(Stored items)
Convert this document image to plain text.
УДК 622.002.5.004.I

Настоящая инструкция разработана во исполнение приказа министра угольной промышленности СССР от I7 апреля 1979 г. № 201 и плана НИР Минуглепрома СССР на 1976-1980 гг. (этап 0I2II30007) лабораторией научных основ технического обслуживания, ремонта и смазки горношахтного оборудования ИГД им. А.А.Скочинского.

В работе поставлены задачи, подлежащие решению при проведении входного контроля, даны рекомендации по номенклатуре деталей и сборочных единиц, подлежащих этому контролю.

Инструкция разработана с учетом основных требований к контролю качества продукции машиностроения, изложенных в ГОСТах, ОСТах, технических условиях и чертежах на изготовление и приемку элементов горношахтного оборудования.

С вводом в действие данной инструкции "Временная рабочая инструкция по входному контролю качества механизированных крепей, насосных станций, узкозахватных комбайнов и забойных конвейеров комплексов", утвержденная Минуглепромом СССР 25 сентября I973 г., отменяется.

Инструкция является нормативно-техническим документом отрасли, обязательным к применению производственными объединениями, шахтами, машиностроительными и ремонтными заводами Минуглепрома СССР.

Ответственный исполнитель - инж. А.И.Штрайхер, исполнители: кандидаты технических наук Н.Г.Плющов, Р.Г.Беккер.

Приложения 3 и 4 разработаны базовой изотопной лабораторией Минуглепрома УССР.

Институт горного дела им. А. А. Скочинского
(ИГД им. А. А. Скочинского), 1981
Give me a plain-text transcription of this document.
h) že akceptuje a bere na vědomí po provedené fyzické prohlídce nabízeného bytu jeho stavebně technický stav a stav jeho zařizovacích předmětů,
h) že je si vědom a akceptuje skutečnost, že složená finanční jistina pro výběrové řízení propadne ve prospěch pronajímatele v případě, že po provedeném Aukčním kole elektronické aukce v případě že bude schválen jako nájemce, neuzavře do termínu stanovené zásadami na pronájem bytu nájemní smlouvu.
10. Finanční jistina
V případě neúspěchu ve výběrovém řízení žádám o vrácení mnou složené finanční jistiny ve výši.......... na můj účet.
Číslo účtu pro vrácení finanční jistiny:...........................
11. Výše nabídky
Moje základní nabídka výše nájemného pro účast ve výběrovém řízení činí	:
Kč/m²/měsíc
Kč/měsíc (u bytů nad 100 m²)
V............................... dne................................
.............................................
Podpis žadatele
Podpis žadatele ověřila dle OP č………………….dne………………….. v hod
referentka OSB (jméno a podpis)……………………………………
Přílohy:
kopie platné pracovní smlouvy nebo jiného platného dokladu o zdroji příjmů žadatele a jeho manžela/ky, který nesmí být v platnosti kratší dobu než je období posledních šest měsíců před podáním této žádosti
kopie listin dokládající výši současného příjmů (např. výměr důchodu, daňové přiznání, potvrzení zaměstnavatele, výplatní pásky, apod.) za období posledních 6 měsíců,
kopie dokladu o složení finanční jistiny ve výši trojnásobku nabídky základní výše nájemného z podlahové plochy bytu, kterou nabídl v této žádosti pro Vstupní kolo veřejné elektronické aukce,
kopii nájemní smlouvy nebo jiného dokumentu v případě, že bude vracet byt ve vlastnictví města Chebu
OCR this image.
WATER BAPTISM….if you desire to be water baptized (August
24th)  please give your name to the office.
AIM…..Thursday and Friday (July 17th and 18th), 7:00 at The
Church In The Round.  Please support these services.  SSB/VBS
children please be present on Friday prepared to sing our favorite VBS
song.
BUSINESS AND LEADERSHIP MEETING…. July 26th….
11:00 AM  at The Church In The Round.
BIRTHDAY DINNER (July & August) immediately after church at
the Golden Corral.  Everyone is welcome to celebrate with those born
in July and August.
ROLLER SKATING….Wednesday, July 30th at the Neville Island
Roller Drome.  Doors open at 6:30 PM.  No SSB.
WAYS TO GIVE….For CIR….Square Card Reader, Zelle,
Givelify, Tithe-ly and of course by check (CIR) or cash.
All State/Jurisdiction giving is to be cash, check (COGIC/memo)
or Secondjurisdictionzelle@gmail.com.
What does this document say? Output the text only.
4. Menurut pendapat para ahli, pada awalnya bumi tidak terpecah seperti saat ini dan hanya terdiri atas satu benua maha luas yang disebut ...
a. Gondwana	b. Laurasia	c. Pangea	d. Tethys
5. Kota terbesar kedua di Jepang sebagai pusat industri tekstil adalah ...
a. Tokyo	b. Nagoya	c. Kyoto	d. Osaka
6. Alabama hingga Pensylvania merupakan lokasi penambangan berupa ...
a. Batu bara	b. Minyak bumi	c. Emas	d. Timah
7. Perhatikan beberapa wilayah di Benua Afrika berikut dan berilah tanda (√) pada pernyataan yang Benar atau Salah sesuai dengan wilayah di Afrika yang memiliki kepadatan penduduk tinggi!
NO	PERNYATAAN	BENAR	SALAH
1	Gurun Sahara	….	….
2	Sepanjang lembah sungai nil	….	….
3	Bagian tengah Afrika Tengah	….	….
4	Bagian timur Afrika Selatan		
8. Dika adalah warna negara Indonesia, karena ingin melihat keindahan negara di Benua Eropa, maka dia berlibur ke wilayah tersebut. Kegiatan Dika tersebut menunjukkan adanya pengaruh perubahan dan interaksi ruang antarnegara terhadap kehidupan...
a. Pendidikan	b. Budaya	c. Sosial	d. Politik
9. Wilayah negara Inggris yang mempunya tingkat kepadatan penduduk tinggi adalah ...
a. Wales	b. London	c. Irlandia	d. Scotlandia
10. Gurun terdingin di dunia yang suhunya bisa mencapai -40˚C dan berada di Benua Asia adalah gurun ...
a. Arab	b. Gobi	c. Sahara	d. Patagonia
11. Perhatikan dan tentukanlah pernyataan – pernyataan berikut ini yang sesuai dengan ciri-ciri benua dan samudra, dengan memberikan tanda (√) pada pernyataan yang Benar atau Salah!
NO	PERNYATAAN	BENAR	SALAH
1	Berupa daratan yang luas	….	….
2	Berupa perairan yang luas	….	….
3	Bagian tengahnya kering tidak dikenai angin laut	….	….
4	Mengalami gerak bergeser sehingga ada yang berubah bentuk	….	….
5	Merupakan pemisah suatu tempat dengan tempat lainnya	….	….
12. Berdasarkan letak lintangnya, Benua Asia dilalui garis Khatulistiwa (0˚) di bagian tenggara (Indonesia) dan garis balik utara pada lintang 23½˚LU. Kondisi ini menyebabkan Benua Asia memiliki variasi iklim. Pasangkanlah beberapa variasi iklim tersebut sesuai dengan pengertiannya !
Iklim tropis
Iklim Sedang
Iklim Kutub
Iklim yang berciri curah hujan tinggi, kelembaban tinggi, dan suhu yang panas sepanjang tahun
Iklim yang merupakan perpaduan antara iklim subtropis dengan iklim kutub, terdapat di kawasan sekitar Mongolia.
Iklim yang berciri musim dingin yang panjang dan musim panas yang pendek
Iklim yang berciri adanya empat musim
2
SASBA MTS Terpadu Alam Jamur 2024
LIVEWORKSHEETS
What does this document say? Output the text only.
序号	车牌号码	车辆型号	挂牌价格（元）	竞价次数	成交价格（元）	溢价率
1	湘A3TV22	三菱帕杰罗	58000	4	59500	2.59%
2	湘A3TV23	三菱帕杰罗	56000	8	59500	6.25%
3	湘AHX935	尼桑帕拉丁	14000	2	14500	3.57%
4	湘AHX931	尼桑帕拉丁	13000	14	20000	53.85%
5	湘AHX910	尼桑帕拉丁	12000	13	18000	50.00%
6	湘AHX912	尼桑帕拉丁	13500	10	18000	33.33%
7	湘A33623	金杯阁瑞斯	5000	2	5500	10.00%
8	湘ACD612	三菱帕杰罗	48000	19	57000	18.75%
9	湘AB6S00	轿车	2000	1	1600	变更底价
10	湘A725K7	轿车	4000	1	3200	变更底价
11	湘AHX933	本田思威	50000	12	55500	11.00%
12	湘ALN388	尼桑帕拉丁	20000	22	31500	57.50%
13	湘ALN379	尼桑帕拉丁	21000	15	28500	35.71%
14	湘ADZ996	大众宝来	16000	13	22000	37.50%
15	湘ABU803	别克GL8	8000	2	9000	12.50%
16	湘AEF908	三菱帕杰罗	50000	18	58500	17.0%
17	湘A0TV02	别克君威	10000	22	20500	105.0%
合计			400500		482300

What you should do: Give the number of lines that carry the word "plain", with nothing added.

Task output: 2